-- Start --

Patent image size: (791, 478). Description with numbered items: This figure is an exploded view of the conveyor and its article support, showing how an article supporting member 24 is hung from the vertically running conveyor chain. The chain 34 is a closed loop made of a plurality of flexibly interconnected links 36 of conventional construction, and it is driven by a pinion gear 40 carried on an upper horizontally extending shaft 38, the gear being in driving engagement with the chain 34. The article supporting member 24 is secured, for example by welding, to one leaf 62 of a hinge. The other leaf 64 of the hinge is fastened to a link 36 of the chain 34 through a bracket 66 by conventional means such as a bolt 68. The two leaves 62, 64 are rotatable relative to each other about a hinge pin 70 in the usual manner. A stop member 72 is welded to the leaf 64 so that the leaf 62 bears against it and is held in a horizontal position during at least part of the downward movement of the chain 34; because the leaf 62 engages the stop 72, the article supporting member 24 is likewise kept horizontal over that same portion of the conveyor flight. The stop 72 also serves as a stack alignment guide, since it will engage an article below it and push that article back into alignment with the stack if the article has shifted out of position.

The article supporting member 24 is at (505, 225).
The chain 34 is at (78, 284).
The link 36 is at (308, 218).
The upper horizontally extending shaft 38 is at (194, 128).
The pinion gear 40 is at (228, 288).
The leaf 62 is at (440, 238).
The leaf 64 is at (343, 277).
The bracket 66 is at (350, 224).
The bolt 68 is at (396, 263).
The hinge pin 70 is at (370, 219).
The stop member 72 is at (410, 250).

-- End --

◆ **WRITTEN TASK**: Rewrite the rows above, replacing "exploded view" with "disassembled view" wherever it occurs and leaving everything else unchanged.

◆ **EXERCISE ANSWER**:
Patent image size: (791, 478). Description with numbered items: This figure is an disassembled view of the conveyor and its article support, showing how an article supporting member 24 is hung from the vertically running conveyor chain. The chain 34 is a closed loop made of a plurality of flexibly interconnected links 36 of conventional construction, and it is driven by a pinion gear 40 carried on an upper horizontally extending shaft 38, the gear being in driving engagement with the chain 34. The article supporting member 24 is secured, for example by welding, to one leaf 62 of a hinge. The other leaf 64 of the hinge is fastened to a link 36 of the chain 34 through a bracket 66 by conventional means such as a bolt 68. The two leaves 62, 64 are rotatable relative to each other about a hinge pin 70 in the usual manner. A stop member 72 is welded to the leaf 64 so that the leaf 62 bears against it and is held in a horizontal position during at least part of the downward movement of the chain 34; because the leaf 62 engages the stop 72, the article supporting member 24 is likewise kept horizontal over that same portion of the conveyor flight. The stop 72 also serves as a stack alignment guide, since it will engage an article below it and push that article back into alignment with the stack if the article has shifted out of position.

The article supporting member 24 is at (505, 225).
The chain 34 is at (78, 284).
The link 36 is at (308, 218).
The upper horizontally extending shaft 38 is at (194, 128).
The pinion gear 40 is at (228, 288).
The leaf 62 is at (440, 238).
The leaf 64 is at (343, 277).
The bracket 66 is at (350, 224).
The bolt 68 is at (396, 263).
The hinge pin 70 is at (370, 219).
The stop member 72 is at (410, 250).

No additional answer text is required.